Rows from a dataset

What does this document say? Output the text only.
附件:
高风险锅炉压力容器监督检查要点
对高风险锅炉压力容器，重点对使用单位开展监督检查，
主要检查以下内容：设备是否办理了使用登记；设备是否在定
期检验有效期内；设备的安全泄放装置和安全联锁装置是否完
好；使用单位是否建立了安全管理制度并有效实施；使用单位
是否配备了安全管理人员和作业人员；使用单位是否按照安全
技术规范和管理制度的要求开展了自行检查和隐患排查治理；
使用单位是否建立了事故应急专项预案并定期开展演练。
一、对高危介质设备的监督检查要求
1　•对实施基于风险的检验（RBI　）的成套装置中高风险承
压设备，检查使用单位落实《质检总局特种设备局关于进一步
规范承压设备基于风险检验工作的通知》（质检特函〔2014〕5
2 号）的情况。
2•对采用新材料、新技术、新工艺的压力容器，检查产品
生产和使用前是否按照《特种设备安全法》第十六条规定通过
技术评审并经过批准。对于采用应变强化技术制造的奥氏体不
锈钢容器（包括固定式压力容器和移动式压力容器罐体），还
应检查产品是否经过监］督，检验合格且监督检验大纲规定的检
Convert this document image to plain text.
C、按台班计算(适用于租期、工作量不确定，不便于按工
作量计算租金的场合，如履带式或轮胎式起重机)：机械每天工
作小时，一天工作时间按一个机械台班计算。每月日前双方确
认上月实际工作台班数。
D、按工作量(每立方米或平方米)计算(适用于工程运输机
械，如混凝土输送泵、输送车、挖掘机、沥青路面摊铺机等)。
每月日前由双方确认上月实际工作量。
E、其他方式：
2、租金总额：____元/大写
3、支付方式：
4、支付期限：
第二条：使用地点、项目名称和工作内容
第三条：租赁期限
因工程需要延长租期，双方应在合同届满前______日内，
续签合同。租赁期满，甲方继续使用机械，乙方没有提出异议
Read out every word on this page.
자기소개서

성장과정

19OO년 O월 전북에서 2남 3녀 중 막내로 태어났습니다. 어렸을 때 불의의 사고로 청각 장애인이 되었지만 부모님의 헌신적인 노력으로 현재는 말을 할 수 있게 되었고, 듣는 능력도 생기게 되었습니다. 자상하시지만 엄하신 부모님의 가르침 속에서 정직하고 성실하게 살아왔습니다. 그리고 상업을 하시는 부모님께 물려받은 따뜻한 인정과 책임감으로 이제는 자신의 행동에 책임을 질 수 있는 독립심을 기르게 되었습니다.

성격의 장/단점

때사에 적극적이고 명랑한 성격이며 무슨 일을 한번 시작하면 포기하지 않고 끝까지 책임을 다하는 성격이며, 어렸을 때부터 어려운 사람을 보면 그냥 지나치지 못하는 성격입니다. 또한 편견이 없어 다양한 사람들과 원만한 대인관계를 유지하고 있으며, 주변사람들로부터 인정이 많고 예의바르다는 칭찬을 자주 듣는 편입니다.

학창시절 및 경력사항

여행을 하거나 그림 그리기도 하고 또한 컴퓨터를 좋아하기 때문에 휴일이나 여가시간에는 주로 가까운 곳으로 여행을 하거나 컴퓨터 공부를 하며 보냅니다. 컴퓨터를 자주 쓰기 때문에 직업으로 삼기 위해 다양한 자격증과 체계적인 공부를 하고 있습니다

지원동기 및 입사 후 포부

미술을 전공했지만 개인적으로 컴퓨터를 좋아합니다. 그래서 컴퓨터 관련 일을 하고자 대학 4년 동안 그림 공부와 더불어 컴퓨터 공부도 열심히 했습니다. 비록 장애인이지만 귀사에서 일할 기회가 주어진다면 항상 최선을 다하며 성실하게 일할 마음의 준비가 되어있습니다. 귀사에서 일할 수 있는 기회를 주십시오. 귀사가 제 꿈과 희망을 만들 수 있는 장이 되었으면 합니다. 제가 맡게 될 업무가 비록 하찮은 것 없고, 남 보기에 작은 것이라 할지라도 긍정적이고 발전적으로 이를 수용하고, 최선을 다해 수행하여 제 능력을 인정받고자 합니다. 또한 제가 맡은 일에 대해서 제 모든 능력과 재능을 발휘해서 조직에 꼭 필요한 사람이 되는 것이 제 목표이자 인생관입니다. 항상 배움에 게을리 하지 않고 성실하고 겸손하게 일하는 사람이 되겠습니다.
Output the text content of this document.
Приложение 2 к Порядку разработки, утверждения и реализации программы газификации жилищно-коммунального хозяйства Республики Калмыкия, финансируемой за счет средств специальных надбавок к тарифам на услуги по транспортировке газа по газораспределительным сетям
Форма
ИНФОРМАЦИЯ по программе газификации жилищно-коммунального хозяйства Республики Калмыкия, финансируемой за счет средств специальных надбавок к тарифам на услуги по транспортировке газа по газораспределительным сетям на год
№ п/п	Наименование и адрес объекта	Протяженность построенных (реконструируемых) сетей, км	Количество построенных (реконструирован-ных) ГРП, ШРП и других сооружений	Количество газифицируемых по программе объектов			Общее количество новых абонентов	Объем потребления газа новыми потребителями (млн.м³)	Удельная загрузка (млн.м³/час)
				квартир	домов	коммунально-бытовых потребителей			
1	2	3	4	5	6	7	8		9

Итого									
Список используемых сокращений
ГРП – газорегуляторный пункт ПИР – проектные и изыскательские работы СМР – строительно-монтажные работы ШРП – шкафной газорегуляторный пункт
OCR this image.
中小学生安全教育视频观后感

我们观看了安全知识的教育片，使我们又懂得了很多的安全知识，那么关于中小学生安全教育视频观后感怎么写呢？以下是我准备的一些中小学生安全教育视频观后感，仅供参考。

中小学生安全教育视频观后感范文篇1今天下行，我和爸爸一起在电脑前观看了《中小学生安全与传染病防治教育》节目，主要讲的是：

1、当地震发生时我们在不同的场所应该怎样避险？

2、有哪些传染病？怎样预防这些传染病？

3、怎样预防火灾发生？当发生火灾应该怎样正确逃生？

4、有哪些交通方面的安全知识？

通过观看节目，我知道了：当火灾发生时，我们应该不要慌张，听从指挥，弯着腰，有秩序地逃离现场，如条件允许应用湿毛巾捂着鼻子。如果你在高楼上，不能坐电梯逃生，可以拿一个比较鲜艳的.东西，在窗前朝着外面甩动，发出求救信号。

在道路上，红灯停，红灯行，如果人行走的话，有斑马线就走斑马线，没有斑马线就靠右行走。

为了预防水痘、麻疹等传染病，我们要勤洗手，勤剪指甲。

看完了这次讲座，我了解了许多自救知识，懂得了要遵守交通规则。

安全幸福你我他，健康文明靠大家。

● REQUIRED TASK
From the first line to the last, retype the data exactly.

● CORRECT OUTPUT
What does this document say? Output the text only.
附件:
高风险锅炉压力容器监督检查要点
对高风险锅炉压力容器，重点对使用单位开展监督检查，
主要检查以下内容：设备是否办理了使用登记；设备是否在定
期检验有效期内；设备的安全泄放装置和安全联锁装置是否完
好；使用单位是否建立了安全管理制度并有效实施；使用单位
是否配备了安全管理人员和作业人员；使用单位是否按照安全
技术规范和管理制度的要求开展了自行检查和隐患排查治理；
使用单位是否建立了事故应急专项预案并定期开展演练。
一、对高危介质设备的监督检查要求
1　•对实施基于风险的检验（RBI　）的成套装置中高风险承
压设备，检查使用单位落实《质检总局特种设备局关于进一步
规范承压设备基于风险检验工作的通知》（质检特函〔2014〕5
2 号）的情况。
2•对采用新材料、新技术、新工艺的压力容器，检查产品
生产和使用前是否按照《特种设备安全法》第十六条规定通过
技术评审并经过批准。对于采用应变强化技术制造的奥氏体不
锈钢容器（包括固定式压力容器和移动式压力容器罐体），还
应检查产品是否经过监］督，检验合格且监督检验大纲规定的检
Convert this document image to plain text.
C、按台班计算(适用于租期、工作量不确定，不便于按工
作量计算租金的场合，如履带式或轮胎式起重机)：机械每天工
作小时，一天工作时间按一个机械台班计算。每月日前双方确
认上月实际工作台班数。
D、按工作量(每立方米或平方米)计算(适用于工程运输机
械，如混凝土输送泵、输送车、挖掘机、沥青路面摊铺机等)。
每月日前由双方确认上月实际工作量。
E、其他方式：
2、租金总额：____元/大写
3、支付方式：
4、支付期限：
第二条：使用地点、项目名称和工作内容
第三条：租赁期限
因工程需要延长租期，双方应在合同届满前______日内，
续签合同。租赁期满，甲方继续使用机械，乙方没有提出异议
Read out every word on this page.
자기소개서

성장과정

19OO년 O월 전북에서 2남 3녀 중 막내로 태어났습니다. 어렸을 때 불의의 사고로 청각 장애인이 되었지만 부모님의 헌신적인 노력으로 현재는 말을 할 수 있게 되었고, 듣는 능력도 생기게 되었습니다. 자상하시지만 엄하신 부모님의 가르침 속에서 정직하고 성실하게 살아왔습니다. 그리고 상업을 하시는 부모님께 물려받은 따뜻한 인정과 책임감으로 이제는 자신의 행동에 책임을 질 수 있는 독립심을 기르게 되었습니다.

성격의 장/단점

때사에 적극적이고 명랑한 성격이며 무슨 일을 한번 시작하면 포기하지 않고 끝까지 책임을 다하는 성격이며, 어렸을 때부터 어려운 사람을 보면 그냥 지나치지 못하는 성격입니다. 또한 편견이 없어 다양한 사람들과 원만한 대인관계를 유지하고 있으며, 주변사람들로부터 인정이 많고 예의바르다는 칭찬을 자주 듣는 편입니다.

학창시절 및 경력사항

여행을 하거나 그림 그리기도 하고 또한 컴퓨터를 좋아하기 때문에 휴일이나 여가시간에는 주로 가까운 곳으로 여행을 하거나 컴퓨터 공부를 하며 보냅니다. 컴퓨터를 자주 쓰기 때문에 직업으로 삼기 위해 다양한 자격증과 체계적인 공부를 하고 있습니다

지원동기 및 입사 후 포부

미술을 전공했지만 개인적으로 컴퓨터를 좋아합니다. 그래서 컴퓨터 관련 일을 하고자 대학 4년 동안 그림 공부와 더불어 컴퓨터 공부도 열심히 했습니다. 비록 장애인이지만 귀사에서 일할 기회가 주어진다면 항상 최선을 다하며 성실하게 일할 마음의 준비가 되어있습니다. 귀사에서 일할 수 있는 기회를 주십시오. 귀사가 제 꿈과 희망을 만들 수 있는 장이 되었으면 합니다. 제가 맡게 될 업무가 비록 하찮은 것 없고, 남 보기에 작은 것이라 할지라도 긍정적이고 발전적으로 이를 수용하고, 최선을 다해 수행하여 제 능력을 인정받고자 합니다. 또한 제가 맡은 일에 대해서 제 모든 능력과 재능을 발휘해서 조직에 꼭 필요한 사람이 되는 것이 제 목표이자 인생관입니다. 항상 배움에 게을리 하지 않고 성실하고 겸손하게 일하는 사람이 되겠습니다.
Output the text content of this document.
Приложение 2 к Порядку разработки, утверждения и реализации программы газификации жилищно-коммунального хозяйства Республики Калмыкия, финансируемой за счет средств специальных надбавок к тарифам на услуги по транспортировке газа по газораспределительным сетям
Форма
ИНФОРМАЦИЯ по программе газификации жилищно-коммунального хозяйства Республики Калмыкия, финансируемой за счет средств специальных надбавок к тарифам на услуги по транспортировке газа по газораспределительным сетям на год
№ п/п	Наименование и адрес объекта	Протяженность построенных (реконструируемых) сетей, км	Количество построенных (реконструирован-ных) ГРП, ШРП и других сооружений	Количество газифицируемых по программе объектов			Общее количество новых абонентов	Объем потребления газа новыми потребителями (млн.м³)	Удельная загрузка (млн.м³/час)
				квартир	домов	коммунально-бытовых потребителей			
1	2	3	4	5	6	7	8		9

Итого									
Список используемых сокращений
ГРП – газорегуляторный пункт ПИР – проектные и изыскательские работы СМР – строительно-монтажные работы ШРП – шкафной газорегуляторный пункт
OCR this image.
中小学生安全教育视频观后感

我们观看了安全知识的教育片，使我们又懂得了很多的安全知识，那么关于中小学生安全教育视频观后感怎么写呢？以下是我准备的一些中小学生安全教育视频观后感，仅供参考。

中小学生安全教育视频观后感范文篇1今天下行，我和爸爸一起在电脑前观看了《中小学生安全与传染病防治教育》节目，主要讲的是：

1、当地震发生时我们在不同的场所应该怎样避险？

2、有哪些传染病？怎样预防这些传染病？

3、怎样预防火灾发生？当发生火灾应该怎样正确逃生？

4、有哪些交通方面的安全知识？

通过观看节目，我知道了：当火灾发生时，我们应该不要慌张，听从指挥，弯着腰，有秩序地逃离现场，如条件允许应用湿毛巾捂着鼻子。如果你在高楼上，不能坐电梯逃生，可以拿一个比较鲜艳的.东西，在窗前朝着外面甩动，发出求救信号。

在道路上，红灯停，红灯行，如果人行走的话，有斑马线就走斑马线，没有斑马线就靠右行走。

为了预防水痘、麻疹等传染病，我们要勤洗手，勤剪指甲。

看完了这次讲座，我了解了许多自救知识，懂得了要遵守交通规则。

安全幸福你我他，健康文明靠大家。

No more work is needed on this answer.